*Stated task:* Answer with a single number: the count of lines that include the string "text".

*Raw records:*
######
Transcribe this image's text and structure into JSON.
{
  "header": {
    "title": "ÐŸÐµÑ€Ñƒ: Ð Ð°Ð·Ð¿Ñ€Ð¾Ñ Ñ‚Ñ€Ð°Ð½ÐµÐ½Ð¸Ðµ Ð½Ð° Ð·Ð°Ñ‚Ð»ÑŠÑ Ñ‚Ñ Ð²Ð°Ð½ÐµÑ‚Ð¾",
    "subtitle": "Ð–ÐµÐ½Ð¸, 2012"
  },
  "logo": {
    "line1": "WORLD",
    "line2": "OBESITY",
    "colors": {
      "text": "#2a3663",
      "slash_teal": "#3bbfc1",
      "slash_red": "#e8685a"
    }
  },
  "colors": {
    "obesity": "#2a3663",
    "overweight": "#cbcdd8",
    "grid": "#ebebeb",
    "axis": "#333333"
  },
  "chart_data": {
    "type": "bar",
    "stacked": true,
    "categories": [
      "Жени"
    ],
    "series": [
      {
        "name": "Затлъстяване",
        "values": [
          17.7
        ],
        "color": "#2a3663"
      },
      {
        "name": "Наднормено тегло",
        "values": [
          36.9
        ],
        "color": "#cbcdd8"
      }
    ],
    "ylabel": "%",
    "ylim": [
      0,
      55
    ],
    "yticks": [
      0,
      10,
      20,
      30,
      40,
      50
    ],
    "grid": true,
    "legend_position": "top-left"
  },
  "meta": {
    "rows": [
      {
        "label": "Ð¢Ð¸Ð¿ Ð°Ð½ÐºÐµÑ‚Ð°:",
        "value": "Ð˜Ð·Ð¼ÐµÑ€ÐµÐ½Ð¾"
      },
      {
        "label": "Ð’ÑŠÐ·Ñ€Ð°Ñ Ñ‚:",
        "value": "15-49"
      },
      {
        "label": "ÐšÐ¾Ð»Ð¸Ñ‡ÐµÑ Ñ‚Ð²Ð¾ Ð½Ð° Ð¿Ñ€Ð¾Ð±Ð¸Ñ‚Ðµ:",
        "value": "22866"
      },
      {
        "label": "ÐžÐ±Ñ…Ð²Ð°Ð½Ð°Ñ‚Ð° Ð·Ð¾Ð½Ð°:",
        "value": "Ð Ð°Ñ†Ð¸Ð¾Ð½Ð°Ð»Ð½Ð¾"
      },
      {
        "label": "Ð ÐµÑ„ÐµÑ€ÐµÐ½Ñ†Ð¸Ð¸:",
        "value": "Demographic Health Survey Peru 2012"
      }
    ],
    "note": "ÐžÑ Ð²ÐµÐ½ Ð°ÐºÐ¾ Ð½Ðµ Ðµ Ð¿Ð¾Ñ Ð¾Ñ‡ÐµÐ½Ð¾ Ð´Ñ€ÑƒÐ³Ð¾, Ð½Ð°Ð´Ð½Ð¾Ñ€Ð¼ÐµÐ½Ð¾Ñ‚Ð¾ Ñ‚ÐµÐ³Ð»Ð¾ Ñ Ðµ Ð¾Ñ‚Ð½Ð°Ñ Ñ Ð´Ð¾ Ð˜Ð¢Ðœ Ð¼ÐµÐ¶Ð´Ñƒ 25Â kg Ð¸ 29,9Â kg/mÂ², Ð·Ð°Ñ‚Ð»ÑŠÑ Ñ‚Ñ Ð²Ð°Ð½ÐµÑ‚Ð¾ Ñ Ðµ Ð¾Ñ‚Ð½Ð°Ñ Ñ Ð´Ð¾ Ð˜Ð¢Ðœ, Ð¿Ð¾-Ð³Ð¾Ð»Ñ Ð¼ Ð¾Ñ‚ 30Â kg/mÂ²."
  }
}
######
*Response for this exercise:* 2